** WHAT IS NEEDED **
Please determine how many lines of the material include the word "time", and respond with nothing but that number.

** DATASET RECORDS **
# # # # #
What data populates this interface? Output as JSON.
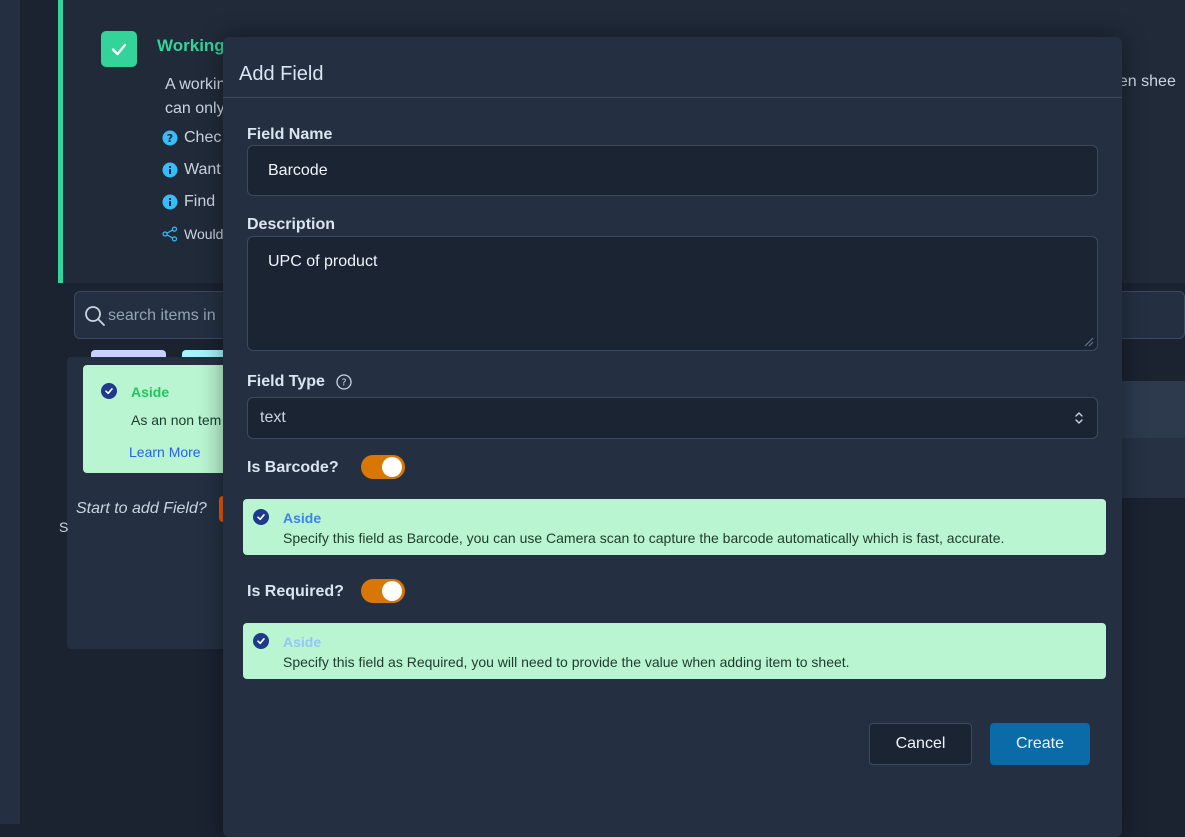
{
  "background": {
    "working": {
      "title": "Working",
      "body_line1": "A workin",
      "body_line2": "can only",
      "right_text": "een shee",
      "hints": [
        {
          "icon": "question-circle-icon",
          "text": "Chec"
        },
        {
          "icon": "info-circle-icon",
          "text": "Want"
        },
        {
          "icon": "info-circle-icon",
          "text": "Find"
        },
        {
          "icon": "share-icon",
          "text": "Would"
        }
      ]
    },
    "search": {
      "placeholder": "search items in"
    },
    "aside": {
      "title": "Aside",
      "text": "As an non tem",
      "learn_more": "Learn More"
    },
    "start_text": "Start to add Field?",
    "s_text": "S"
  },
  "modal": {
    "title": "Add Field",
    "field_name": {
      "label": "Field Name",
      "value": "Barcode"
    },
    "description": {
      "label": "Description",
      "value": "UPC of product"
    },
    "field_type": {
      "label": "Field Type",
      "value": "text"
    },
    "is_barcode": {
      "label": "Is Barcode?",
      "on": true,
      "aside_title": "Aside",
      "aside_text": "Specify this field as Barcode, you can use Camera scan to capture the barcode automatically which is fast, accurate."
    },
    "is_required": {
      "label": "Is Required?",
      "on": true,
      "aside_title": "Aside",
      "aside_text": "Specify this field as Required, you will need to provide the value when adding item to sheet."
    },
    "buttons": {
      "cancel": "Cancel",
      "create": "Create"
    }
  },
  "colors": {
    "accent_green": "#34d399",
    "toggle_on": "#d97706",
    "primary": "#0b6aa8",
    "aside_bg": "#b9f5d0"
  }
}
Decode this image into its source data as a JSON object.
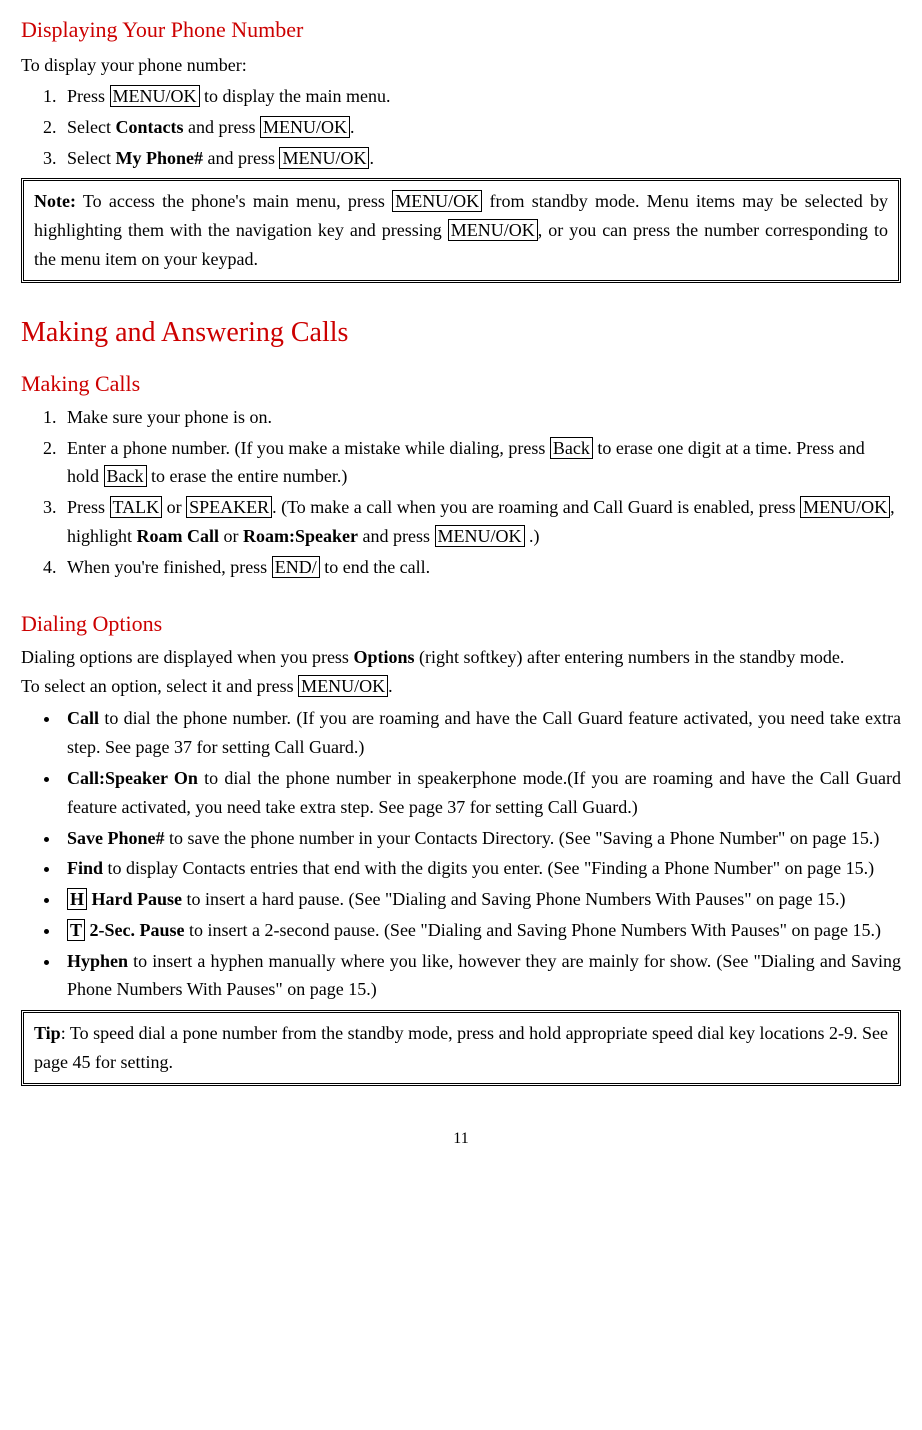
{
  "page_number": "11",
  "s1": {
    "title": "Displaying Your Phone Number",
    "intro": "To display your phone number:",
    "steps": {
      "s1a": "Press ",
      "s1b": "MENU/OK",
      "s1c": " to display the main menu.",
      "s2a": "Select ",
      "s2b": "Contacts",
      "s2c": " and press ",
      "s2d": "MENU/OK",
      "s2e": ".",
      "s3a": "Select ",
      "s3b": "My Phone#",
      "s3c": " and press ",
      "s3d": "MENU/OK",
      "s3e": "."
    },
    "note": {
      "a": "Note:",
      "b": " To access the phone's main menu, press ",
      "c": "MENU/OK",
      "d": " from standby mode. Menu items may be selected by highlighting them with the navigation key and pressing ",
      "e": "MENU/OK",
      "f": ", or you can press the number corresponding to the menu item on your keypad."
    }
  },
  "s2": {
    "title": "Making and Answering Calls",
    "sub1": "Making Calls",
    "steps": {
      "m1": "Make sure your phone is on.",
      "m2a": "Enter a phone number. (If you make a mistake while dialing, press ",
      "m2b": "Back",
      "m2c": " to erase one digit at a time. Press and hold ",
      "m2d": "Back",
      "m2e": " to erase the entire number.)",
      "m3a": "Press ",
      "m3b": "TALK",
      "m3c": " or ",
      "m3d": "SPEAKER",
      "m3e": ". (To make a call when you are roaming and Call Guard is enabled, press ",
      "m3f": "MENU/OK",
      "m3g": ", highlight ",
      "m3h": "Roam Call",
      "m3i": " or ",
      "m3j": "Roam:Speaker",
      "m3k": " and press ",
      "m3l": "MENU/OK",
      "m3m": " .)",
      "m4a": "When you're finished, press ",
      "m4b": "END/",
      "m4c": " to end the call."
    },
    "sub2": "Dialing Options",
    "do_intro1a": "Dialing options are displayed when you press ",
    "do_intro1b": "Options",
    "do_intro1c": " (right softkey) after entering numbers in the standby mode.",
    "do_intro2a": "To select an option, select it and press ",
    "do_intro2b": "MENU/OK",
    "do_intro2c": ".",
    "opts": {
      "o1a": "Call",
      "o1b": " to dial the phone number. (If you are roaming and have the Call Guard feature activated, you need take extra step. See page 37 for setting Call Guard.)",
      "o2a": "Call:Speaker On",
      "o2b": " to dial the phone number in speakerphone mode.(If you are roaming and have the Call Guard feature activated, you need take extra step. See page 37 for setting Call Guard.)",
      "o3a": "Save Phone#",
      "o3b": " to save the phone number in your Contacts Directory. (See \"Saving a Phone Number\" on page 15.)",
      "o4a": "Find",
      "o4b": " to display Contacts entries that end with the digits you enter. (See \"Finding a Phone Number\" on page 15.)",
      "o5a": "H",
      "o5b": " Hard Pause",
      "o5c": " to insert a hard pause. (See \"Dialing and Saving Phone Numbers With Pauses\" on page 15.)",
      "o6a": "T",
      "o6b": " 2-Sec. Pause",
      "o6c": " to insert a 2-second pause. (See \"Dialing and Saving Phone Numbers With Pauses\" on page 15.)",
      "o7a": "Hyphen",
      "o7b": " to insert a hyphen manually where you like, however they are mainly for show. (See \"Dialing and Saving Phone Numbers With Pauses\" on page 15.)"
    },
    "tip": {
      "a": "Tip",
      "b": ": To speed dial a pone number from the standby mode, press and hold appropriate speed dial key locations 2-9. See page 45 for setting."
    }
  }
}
# # # # #
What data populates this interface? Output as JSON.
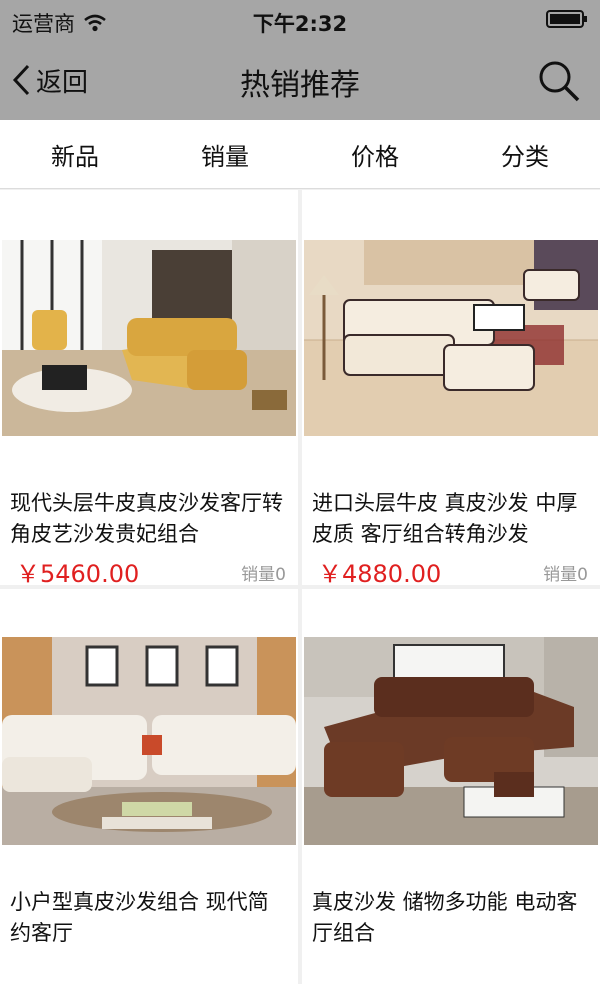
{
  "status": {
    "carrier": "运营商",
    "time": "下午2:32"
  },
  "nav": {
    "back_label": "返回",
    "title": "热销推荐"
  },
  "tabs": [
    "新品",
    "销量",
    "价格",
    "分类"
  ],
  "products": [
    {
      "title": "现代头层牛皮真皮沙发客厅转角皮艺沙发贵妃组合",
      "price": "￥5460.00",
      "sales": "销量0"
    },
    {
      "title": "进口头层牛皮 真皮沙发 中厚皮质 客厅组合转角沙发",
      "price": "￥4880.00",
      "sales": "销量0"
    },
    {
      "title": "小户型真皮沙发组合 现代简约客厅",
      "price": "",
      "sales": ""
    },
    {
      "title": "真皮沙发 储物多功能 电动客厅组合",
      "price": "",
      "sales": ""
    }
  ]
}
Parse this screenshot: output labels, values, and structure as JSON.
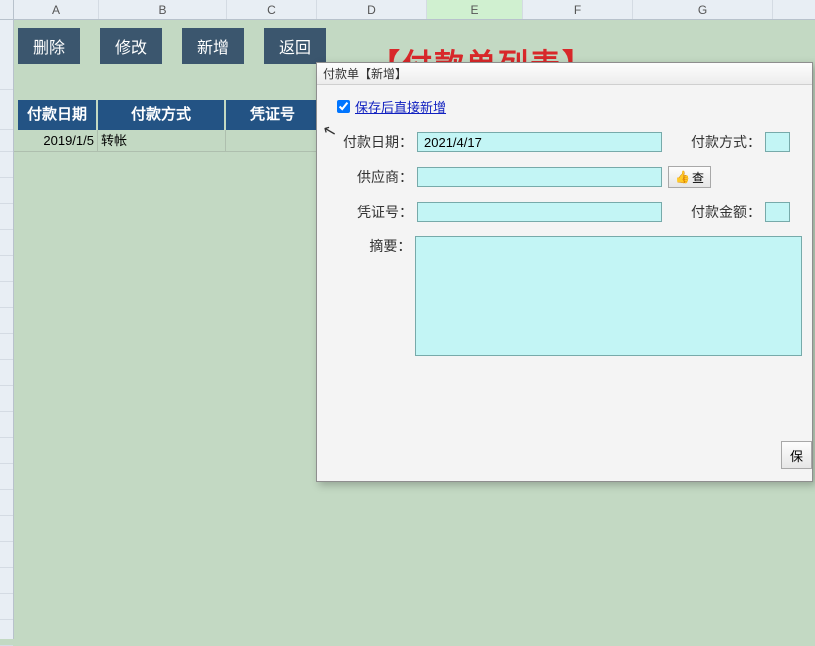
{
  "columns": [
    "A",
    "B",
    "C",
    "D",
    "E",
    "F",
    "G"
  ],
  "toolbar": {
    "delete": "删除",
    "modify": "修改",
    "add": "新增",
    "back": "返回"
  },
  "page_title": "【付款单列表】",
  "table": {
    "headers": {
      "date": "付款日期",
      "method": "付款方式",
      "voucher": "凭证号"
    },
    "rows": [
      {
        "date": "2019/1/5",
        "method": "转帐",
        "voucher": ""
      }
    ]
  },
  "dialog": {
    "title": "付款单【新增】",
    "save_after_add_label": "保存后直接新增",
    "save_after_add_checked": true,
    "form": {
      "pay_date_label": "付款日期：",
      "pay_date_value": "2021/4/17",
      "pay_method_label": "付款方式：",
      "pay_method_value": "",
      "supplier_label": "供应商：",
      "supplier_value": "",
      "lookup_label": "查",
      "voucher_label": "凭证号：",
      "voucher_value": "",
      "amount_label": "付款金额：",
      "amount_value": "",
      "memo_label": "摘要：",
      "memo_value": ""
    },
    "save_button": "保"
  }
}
# # # # #
** ANSWER TO THIS PROBLEM **
2